▶ [GIVEN TASK]: Any picture among the records should be left out, please; retype the rest exactly.

--- Start ---

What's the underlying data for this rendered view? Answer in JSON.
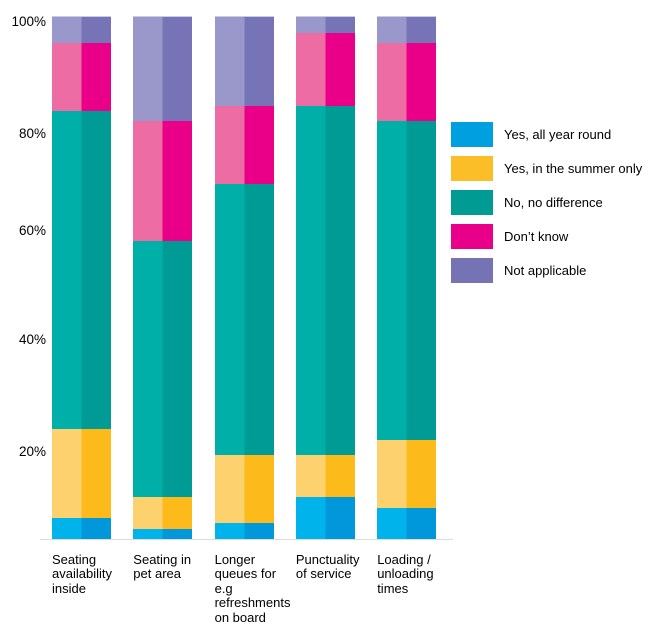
{
  "chart_data": {
    "type": "bar",
    "subtype": "stacked-100-percent",
    "title": "",
    "xlabel": "",
    "ylabel": "",
    "grid": false,
    "categories": [
      "Seating availability inside",
      "Seating in pet area",
      "Longer queues for e.g refreshments on board",
      "Punctuality of service",
      "Loading / unloading times"
    ],
    "category_lines": [
      [
        "Seating",
        "availability",
        "inside"
      ],
      [
        "Seating in",
        "pet area"
      ],
      [
        "Longer",
        "queues for",
        "e.g",
        "refreshments",
        "on board"
      ],
      [
        "Punctuality",
        "of service"
      ],
      [
        "Loading /",
        "unloading",
        "times"
      ]
    ],
    "series": [
      {
        "name": "Yes, all year round",
        "values": [
          4,
          2,
          3,
          8,
          6
        ],
        "colors": {
          "light": "#00B3EA",
          "dark": "#0098DA",
          "legend": "#009FE0"
        }
      },
      {
        "name": "Yes, in the summer only",
        "values": [
          17,
          6,
          13,
          8,
          13
        ],
        "colors": {
          "light": "#FDD26E",
          "dark": "#FCBB1A",
          "legend": "#FBBE29"
        }
      },
      {
        "name": "No, no difference",
        "values": [
          61,
          49,
          52,
          67,
          61
        ],
        "colors": {
          "light": "#00AFA8",
          "dark": "#009B94",
          "legend": "#009B92"
        }
      },
      {
        "name": "Don’t know",
        "values": [
          13,
          23,
          15,
          14,
          15
        ],
        "colors": {
          "light": "#EE6CA4",
          "dark": "#EA0088",
          "legend": "#E8008A"
        }
      },
      {
        "name": "Not applicable",
        "values": [
          5,
          20,
          17,
          3,
          5
        ],
        "colors": {
          "light": "#9A98CA",
          "dark": "#7673B6",
          "legend": "#7673B5"
        }
      }
    ],
    "y_axis": {
      "range": [
        0,
        100
      ],
      "tick_values": [
        100,
        80,
        60,
        40,
        20
      ],
      "ticks": [
        "100%",
        "80%",
        "60%",
        "40%",
        "20%"
      ],
      "units": "percent"
    },
    "legend": {
      "position": "right",
      "items": [
        "Yes, all year round",
        "Yes, in the summer only",
        "No, no difference",
        "Don’t know",
        "Not applicable"
      ]
    }
  },
  "colors": {
    "background": "#FFFFFF",
    "text": "#000000",
    "axis_line": "#DCDCDC",
    "bar_top_edge": "#C8CCE8"
  }
}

--- End ---

▶ [SOLUTION FOR THIS PROBLEM]:
What's the underlying data for this rendered view? Answer in JSON.
{
  "chart_data": {
    "type": "bar",
    "subtype": "stacked-100-percent",
    "title": "",
    "xlabel": "",
    "ylabel": "",
    "grid": false,
    "categories": [
      "Seating availability inside",
      "Seating in pet area",
      "Longer queues for e.g refreshments on board",
      "Punctuality of service",
      "Loading / unloading times"
    ],
    "category_lines": [
      [
        "Seating",
        "availability",
        "inside"
      ],
      [
        "Seating in",
        "pet area"
      ],
      [
        "Longer",
        "queues for",
        "e.g",
        "refreshments",
        "on board"
      ],
      [
        "Punctuality",
        "of service"
      ],
      [
        "Loading /",
        "unloading",
        "times"
      ]
    ],
    "series": [
      {
        "name": "Yes, all year round",
        "values": [
          4,
          2,
          3,
          8,
          6
        ],
        "colors": {
          "light": "#00B3EA",
          "dark": "#0098DA",
          "legend": "#009FE0"
        }
      },
      {
        "name": "Yes, in the summer only",
        "values": [
          17,
          6,
          13,
          8,
          13
        ],
        "colors": {
          "light": "#FDD26E",
          "dark": "#FCBB1A",
          "legend": "#FBBE29"
        }
      },
      {
        "name": "No, no difference",
        "values": [
          61,
          49,
          52,
          67,
          61
        ],
        "colors": {
          "light": "#00AFA8",
          "dark": "#009B94",
          "legend": "#009B92"
        }
      },
      {
        "name": "Don’t know",
        "values": [
          13,
          23,
          15,
          14,
          15
        ],
        "colors": {
          "light": "#EE6CA4",
          "dark": "#EA0088",
          "legend": "#E8008A"
        }
      },
      {
        "name": "Not applicable",
        "values": [
          5,
          20,
          17,
          3,
          5
        ],
        "colors": {
          "light": "#9A98CA",
          "dark": "#7673B6",
          "legend": "#7673B5"
        }
      }
    ],
    "y_axis": {
      "range": [
        0,
        100
      ],
      "tick_values": [
        100,
        80,
        60,
        40,
        20
      ],
      "ticks": [
        "100%",
        "80%",
        "60%",
        "40%",
        "20%"
      ],
      "units": "percent"
    },
    "legend": {
      "position": "right",
      "items": [
        "Yes, all year round",
        "Yes, in the summer only",
        "No, no difference",
        "Don’t know",
        "Not applicable"
      ]
    }
  },
  "colors": {
    "background": "#FFFFFF",
    "text": "#000000",
    "axis_line": "#DCDCDC",
    "bar_top_edge": "#C8CCE8"
  }
}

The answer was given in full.